Problem to work on
Present the data once more in exactly its original form.

Material supplied
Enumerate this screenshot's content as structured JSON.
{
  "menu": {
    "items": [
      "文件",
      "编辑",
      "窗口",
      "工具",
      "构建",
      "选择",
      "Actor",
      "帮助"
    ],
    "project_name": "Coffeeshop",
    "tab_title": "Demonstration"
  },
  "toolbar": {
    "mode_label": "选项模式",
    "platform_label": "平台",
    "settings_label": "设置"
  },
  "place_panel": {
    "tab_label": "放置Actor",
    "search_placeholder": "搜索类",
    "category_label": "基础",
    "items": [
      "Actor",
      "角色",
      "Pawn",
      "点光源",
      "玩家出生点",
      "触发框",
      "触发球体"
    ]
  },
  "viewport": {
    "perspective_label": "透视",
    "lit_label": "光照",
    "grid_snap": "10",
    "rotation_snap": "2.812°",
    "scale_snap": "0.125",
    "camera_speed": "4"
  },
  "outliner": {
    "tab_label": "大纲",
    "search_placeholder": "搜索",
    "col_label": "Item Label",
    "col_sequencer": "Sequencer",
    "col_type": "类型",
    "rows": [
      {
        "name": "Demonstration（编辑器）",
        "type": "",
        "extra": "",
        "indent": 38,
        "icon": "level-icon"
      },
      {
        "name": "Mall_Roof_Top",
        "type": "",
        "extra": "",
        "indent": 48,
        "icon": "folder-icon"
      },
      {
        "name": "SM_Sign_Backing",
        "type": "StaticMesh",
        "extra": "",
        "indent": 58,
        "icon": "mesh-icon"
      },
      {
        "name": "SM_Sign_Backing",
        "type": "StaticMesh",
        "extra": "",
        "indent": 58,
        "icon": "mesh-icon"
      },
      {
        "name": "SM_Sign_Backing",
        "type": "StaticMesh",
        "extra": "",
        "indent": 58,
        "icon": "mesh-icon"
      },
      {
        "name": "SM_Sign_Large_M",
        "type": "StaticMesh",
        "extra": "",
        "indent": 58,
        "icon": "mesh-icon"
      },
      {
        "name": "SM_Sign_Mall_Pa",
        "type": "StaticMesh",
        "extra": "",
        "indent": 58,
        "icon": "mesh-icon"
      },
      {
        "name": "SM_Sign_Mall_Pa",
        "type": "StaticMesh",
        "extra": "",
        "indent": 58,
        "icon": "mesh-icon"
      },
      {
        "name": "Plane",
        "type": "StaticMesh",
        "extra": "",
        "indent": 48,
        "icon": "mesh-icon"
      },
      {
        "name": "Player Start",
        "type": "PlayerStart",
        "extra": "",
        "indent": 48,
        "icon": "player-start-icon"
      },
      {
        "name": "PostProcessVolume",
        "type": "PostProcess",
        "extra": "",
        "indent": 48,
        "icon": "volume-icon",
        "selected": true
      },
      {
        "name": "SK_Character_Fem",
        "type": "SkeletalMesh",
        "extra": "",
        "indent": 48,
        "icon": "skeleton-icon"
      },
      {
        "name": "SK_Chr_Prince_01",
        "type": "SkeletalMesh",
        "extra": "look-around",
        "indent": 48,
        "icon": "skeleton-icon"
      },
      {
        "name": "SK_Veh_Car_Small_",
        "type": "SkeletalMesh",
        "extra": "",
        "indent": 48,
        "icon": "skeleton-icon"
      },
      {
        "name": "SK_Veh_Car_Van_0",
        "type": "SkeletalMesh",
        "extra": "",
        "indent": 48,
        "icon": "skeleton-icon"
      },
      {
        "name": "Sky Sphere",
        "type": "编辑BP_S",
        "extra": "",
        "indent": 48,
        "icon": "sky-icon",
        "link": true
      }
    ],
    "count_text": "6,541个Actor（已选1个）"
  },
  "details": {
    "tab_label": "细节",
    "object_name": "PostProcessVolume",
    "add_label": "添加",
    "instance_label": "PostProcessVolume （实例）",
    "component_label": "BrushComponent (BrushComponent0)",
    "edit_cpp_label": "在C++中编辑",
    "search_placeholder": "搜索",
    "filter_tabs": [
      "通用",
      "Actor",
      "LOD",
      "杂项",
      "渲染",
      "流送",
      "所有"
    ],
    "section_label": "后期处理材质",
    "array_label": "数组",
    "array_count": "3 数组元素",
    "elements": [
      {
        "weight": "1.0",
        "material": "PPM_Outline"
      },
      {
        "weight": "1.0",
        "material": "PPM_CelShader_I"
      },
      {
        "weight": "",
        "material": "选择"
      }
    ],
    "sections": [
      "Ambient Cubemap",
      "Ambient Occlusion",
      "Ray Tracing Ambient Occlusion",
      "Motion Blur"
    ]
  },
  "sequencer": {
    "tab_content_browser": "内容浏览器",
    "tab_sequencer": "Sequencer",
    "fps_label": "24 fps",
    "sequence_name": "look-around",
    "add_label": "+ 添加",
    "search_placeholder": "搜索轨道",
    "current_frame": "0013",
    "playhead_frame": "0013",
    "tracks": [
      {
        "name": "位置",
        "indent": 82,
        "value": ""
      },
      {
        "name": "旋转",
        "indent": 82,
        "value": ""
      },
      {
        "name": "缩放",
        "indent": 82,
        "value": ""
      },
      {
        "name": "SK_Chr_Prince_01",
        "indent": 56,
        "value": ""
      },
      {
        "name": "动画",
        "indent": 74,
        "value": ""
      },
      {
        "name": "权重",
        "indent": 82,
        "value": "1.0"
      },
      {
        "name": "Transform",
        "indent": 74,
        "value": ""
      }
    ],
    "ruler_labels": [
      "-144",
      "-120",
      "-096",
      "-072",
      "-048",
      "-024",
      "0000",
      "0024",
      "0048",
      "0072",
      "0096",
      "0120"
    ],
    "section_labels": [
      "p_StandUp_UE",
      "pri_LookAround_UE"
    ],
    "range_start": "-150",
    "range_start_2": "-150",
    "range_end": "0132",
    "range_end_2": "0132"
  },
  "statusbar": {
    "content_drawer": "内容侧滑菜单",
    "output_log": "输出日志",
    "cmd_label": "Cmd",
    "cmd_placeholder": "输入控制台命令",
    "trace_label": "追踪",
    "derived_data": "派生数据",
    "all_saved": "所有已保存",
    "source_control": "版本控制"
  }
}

Written answer
Enumerate this screenshot's content as structured JSON.
{
  "menu": {
    "items": [
      "文件",
      "编辑",
      "窗口",
      "工具",
      "构建",
      "选择",
      "Actor",
      "帮助"
    ],
    "project_name": "Coffeeshop",
    "tab_title": "Demonstration"
  },
  "toolbar": {
    "mode_label": "选项模式",
    "platform_label": "平台",
    "settings_label": "设置"
  },
  "place_panel": {
    "tab_label": "放置Actor",
    "search_placeholder": "搜索类",
    "category_label": "基础",
    "items": [
      "Actor",
      "角色",
      "Pawn",
      "点光源",
      "玩家出生点",
      "触发框",
      "触发球体"
    ]
  },
  "viewport": {
    "perspective_label": "透视",
    "lit_label": "光照",
    "grid_snap": "10",
    "rotation_snap": "2.812°",
    "scale_snap": "0.125",
    "camera_speed": "4"
  },
  "outliner": {
    "tab_label": "大纲",
    "search_placeholder": "搜索",
    "col_label": "Item Label",
    "col_sequencer": "Sequencer",
    "col_type": "类型",
    "rows": [
      {
        "name": "Demonstration（编辑器）",
        "type": "",
        "extra": "",
        "indent": 38,
        "icon": "level-icon"
      },
      {
        "name": "Mall_Roof_Top",
        "type": "",
        "extra": "",
        "indent": 48,
        "icon": "folder-icon"
      },
      {
        "name": "SM_Sign_Backing",
        "type": "StaticMesh",
        "extra": "",
        "indent": 58,
        "icon": "mesh-icon"
      },
      {
        "name": "SM_Sign_Backing",
        "type": "StaticMesh",
        "extra": "",
        "indent": 58,
        "icon": "mesh-icon"
      },
      {
        "name": "SM_Sign_Backing",
        "type": "StaticMesh",
        "extra": "",
        "indent": 58,
        "icon": "mesh-icon"
      },
      {
        "name": "SM_Sign_Large_M",
        "type": "StaticMesh",
        "extra": "",
        "indent": 58,
        "icon": "mesh-icon"
      },
      {
        "name": "SM_Sign_Mall_Pa",
        "type": "StaticMesh",
        "extra": "",
        "indent": 58,
        "icon": "mesh-icon"
      },
      {
        "name": "SM_Sign_Mall_Pa",
        "type": "StaticMesh",
        "extra": "",
        "indent": 58,
        "icon": "mesh-icon"
      },
      {
        "name": "Plane",
        "type": "StaticMesh",
        "extra": "",
        "indent": 48,
        "icon": "mesh-icon"
      },
      {
        "name": "Player Start",
        "type": "PlayerStart",
        "extra": "",
        "indent": 48,
        "icon": "player-start-icon"
      },
      {
        "name": "PostProcessVolume",
        "type": "PostProcess",
        "extra": "",
        "indent": 48,
        "icon": "volume-icon",
        "selected": true
      },
      {
        "name": "SK_Character_Fem",
        "type": "SkeletalMesh",
        "extra": "",
        "indent": 48,
        "icon": "skeleton-icon"
      },
      {
        "name": "SK_Chr_Prince_01",
        "type": "SkeletalMesh",
        "extra": "look-around",
        "indent": 48,
        "icon": "skeleton-icon"
      },
      {
        "name": "SK_Veh_Car_Small_",
        "type": "SkeletalMesh",
        "extra": "",
        "indent": 48,
        "icon": "skeleton-icon"
      },
      {
        "name": "SK_Veh_Car_Van_0",
        "type": "SkeletalMesh",
        "extra": "",
        "indent": 48,
        "icon": "skeleton-icon"
      },
      {
        "name": "Sky Sphere",
        "type": "编辑BP_S",
        "extra": "",
        "indent": 48,
        "icon": "sky-icon",
        "link": true
      }
    ],
    "count_text": "6,541个Actor（已选1个）"
  },
  "details": {
    "tab_label": "细节",
    "object_name": "PostProcessVolume",
    "add_label": "添加",
    "instance_label": "PostProcessVolume （实例）",
    "component_label": "BrushComponent (BrushComponent0)",
    "edit_cpp_label": "在C++中编辑",
    "search_placeholder": "搜索",
    "filter_tabs": [
      "通用",
      "Actor",
      "LOD",
      "杂项",
      "渲染",
      "流送",
      "所有"
    ],
    "section_label": "后期处理材质",
    "array_label": "数组",
    "array_count": "3 数组元素",
    "elements": [
      {
        "weight": "1.0",
        "material": "PPM_Outline"
      },
      {
        "weight": "1.0",
        "material": "PPM_CelShader_I"
      },
      {
        "weight": "",
        "material": "选择"
      }
    ],
    "sections": [
      "Ambient Cubemap",
      "Ambient Occlusion",
      "Ray Tracing Ambient Occlusion",
      "Motion Blur"
    ]
  },
  "sequencer": {
    "tab_content_browser": "内容浏览器",
    "tab_sequencer": "Sequencer",
    "fps_label": "24 fps",
    "sequence_name": "look-around",
    "add_label": "+ 添加",
    "search_placeholder": "搜索轨道",
    "current_frame": "0013",
    "playhead_frame": "0013",
    "tracks": [
      {
        "name": "位置",
        "indent": 82,
        "value": ""
      },
      {
        "name": "旋转",
        "indent": 82,
        "value": ""
      },
      {
        "name": "缩放",
        "indent": 82,
        "value": ""
      },
      {
        "name": "SK_Chr_Prince_01",
        "indent": 56,
        "value": ""
      },
      {
        "name": "动画",
        "indent": 74,
        "value": ""
      },
      {
        "name": "权重",
        "indent": 82,
        "value": "1.0"
      },
      {
        "name": "Transform",
        "indent": 74,
        "value": ""
      }
    ],
    "ruler_labels": [
      "-144",
      "-120",
      "-096",
      "-072",
      "-048",
      "-024",
      "0000",
      "0024",
      "0048",
      "0072",
      "0096",
      "0120"
    ],
    "section_labels": [
      "p_StandUp_UE",
      "pri_LookAround_UE"
    ],
    "range_start": "-150",
    "range_start_2": "-150",
    "range_end": "0132",
    "range_end_2": "0132"
  },
  "statusbar": {
    "content_drawer": "内容侧滑菜单",
    "output_log": "输出日志",
    "cmd_label": "Cmd",
    "cmd_placeholder": "输入控制台命令",
    "trace_label": "追踪",
    "derived_data": "派生数据",
    "all_saved": "所有已保存",
    "source_control": "版本控制"
  }
}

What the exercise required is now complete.